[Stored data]
= = = = =

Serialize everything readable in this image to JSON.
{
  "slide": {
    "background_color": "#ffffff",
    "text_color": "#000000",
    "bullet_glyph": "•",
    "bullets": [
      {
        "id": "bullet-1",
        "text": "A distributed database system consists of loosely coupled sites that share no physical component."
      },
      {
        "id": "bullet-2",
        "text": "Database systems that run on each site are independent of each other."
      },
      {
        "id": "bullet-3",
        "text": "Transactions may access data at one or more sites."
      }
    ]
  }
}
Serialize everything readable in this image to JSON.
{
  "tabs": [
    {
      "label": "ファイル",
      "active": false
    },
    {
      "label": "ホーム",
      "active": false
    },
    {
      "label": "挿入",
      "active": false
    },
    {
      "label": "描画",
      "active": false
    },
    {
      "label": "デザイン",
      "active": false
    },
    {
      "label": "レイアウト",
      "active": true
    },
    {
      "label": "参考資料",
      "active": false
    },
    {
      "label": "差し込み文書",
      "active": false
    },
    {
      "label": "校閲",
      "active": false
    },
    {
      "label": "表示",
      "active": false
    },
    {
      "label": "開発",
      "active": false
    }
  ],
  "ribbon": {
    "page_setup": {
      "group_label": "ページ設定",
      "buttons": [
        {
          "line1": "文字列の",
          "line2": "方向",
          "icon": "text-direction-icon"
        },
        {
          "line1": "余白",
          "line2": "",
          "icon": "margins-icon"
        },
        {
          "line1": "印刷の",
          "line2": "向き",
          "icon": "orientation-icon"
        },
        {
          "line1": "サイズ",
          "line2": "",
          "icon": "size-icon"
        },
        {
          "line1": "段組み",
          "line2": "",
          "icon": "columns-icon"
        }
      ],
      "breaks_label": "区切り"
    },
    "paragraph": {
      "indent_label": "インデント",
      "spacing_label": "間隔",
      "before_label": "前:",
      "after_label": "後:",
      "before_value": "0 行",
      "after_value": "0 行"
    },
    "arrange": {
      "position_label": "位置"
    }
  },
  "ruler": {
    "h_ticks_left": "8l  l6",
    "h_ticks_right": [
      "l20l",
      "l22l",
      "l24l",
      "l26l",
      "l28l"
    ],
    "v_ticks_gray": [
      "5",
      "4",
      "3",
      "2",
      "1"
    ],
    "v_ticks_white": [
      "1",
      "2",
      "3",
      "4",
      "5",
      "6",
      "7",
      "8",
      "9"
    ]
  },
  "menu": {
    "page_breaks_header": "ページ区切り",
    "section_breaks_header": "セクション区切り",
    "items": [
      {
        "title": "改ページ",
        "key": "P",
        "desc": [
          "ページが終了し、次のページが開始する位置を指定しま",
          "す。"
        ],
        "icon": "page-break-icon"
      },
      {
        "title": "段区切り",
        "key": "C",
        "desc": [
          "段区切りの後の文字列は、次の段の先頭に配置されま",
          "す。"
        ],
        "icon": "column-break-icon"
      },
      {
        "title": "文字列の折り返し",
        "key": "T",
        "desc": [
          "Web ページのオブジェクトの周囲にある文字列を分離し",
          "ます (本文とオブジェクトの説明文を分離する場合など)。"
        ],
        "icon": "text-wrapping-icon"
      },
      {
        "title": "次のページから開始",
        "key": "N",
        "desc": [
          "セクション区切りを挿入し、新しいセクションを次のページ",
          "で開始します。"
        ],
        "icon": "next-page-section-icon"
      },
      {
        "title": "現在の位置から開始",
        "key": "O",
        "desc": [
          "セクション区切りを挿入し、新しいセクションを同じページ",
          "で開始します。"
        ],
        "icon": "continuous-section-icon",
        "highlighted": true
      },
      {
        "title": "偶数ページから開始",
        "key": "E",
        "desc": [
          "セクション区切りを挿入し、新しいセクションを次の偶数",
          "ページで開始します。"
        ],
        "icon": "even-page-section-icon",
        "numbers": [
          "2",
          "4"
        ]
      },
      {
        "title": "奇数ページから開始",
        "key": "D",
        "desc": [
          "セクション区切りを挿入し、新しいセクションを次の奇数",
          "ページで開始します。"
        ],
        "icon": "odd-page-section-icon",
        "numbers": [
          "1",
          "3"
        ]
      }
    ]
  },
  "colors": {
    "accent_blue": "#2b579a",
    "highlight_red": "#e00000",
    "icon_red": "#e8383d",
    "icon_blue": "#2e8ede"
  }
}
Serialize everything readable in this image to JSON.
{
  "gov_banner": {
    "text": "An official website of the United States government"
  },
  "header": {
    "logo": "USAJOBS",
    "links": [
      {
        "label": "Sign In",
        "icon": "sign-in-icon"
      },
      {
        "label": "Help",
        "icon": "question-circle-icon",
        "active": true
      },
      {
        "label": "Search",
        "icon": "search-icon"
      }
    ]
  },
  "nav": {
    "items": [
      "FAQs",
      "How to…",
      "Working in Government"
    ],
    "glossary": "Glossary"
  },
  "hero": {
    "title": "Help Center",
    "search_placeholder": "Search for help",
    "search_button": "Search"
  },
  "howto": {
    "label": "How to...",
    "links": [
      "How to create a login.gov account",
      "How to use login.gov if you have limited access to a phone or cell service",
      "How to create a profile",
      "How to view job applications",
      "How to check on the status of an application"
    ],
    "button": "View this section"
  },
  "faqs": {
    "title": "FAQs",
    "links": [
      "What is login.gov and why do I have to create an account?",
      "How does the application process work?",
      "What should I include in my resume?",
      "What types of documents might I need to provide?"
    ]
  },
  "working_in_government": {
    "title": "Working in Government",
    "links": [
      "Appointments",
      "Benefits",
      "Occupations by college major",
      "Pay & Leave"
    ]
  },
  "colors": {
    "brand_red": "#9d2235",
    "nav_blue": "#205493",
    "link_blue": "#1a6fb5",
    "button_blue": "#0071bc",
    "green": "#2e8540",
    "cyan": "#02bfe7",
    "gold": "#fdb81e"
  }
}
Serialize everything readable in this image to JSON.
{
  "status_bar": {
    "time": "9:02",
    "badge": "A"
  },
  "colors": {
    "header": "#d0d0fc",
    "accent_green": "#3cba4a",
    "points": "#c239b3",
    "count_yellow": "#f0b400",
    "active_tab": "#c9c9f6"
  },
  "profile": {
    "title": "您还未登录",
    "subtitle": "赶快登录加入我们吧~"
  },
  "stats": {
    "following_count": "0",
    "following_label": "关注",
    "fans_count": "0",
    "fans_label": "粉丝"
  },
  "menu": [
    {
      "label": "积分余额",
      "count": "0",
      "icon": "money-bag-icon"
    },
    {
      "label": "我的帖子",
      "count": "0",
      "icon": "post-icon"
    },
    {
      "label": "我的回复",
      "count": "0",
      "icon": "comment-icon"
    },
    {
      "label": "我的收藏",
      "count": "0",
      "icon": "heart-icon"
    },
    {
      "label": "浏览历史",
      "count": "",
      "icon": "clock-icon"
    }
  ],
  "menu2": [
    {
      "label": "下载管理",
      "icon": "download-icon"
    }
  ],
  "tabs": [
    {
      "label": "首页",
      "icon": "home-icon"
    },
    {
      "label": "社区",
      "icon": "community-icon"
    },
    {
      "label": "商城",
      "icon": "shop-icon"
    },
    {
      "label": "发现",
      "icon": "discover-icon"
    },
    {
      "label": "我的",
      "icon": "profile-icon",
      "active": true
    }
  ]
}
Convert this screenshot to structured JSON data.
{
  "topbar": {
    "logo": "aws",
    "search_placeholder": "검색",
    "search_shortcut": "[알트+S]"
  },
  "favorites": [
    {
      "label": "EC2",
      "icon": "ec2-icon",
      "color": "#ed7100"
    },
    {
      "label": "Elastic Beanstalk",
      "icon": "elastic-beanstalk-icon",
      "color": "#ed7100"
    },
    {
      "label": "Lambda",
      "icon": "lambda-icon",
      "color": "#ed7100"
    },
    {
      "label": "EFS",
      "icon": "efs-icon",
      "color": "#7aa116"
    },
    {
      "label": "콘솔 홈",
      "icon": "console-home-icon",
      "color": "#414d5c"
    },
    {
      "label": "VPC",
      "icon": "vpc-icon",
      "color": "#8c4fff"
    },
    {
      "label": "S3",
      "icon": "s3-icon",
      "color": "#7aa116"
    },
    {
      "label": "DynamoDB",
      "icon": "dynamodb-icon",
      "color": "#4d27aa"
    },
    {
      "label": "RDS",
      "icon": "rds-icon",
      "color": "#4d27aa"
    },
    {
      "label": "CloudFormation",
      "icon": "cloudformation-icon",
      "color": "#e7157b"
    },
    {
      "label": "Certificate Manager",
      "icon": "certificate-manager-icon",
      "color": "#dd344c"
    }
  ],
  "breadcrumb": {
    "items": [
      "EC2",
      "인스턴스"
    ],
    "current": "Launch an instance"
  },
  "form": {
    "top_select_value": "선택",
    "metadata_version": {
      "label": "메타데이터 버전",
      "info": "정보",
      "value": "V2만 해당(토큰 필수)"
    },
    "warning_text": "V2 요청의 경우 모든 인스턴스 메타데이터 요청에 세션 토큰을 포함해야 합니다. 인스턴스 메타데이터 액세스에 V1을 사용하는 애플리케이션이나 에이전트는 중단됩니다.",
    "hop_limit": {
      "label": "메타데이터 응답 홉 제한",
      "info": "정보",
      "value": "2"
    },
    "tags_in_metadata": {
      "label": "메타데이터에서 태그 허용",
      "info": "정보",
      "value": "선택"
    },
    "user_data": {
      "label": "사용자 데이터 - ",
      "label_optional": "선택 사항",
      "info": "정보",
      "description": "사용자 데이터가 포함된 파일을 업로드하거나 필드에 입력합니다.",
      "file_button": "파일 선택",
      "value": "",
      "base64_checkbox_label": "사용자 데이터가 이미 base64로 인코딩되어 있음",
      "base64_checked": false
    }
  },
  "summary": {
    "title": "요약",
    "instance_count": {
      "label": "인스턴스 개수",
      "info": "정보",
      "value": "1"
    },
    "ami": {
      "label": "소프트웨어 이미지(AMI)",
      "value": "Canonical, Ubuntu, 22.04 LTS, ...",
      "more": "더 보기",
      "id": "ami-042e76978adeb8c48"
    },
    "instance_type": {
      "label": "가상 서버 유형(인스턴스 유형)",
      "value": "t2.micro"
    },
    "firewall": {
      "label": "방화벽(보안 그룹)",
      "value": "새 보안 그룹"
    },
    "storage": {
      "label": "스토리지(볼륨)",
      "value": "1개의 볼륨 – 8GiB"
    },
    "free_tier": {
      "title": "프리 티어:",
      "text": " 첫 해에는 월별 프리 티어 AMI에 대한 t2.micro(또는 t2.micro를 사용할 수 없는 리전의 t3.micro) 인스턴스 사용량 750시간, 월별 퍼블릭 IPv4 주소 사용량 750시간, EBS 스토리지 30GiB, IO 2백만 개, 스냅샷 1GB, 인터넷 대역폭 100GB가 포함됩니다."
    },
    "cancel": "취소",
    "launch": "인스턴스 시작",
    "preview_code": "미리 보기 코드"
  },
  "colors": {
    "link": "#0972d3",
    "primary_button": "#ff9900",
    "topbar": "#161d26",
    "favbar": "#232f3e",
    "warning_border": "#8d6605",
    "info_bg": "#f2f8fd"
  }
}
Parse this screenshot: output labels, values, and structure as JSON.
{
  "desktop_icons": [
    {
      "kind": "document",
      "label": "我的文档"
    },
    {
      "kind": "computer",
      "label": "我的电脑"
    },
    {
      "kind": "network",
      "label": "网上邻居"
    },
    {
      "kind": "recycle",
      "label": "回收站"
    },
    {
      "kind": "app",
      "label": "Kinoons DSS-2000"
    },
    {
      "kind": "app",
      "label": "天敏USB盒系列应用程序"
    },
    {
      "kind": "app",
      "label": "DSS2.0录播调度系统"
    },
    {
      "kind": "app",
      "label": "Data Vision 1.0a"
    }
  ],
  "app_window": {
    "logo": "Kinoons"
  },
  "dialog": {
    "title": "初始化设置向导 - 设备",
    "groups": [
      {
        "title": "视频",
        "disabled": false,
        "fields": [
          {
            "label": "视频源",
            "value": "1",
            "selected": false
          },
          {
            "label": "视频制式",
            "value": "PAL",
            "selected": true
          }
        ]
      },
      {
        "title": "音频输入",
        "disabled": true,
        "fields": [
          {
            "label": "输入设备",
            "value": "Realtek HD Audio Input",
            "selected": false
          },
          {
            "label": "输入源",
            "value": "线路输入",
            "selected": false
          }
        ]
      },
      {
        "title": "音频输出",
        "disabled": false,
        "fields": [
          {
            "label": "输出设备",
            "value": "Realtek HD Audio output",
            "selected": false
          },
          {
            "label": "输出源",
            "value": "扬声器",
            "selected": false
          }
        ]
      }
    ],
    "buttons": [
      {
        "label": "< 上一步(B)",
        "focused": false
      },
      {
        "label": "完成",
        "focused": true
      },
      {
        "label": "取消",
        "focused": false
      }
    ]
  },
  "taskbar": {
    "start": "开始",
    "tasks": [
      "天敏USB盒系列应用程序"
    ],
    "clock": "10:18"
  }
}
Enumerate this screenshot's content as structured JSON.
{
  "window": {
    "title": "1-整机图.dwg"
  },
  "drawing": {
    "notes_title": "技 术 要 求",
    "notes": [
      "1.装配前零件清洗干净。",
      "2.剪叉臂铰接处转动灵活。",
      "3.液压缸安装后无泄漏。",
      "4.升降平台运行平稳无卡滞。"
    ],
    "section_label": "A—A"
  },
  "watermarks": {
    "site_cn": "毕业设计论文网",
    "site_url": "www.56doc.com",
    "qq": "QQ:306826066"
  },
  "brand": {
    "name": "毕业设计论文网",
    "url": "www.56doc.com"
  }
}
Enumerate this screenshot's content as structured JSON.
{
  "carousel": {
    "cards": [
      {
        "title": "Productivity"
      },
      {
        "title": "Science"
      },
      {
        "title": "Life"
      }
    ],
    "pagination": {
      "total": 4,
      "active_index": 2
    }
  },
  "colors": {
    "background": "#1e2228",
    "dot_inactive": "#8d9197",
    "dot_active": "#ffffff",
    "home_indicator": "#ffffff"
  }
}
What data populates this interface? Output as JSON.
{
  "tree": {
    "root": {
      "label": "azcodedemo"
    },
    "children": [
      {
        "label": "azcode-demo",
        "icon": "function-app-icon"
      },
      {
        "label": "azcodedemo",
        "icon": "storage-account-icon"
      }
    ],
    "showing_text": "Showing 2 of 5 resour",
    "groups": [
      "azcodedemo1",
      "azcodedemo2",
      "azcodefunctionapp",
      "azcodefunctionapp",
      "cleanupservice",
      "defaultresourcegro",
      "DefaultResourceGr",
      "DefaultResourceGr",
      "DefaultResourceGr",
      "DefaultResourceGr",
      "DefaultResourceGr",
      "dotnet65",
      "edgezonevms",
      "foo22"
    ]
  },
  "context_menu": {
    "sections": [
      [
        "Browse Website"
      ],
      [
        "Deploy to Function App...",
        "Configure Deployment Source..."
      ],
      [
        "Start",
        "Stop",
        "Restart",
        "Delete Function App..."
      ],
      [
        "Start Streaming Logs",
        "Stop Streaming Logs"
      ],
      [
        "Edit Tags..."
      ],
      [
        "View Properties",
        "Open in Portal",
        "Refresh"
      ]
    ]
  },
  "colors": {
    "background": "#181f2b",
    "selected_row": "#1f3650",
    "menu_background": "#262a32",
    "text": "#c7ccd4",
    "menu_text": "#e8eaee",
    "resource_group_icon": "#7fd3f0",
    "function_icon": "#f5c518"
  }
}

= = = = =

Work to do
Extract each line from the listing that holds the word "access".

Reply to the task
        "text": "Transactions may access data at one or more sites."
      "How to use login.gov if you have limited access to a phone or cell service",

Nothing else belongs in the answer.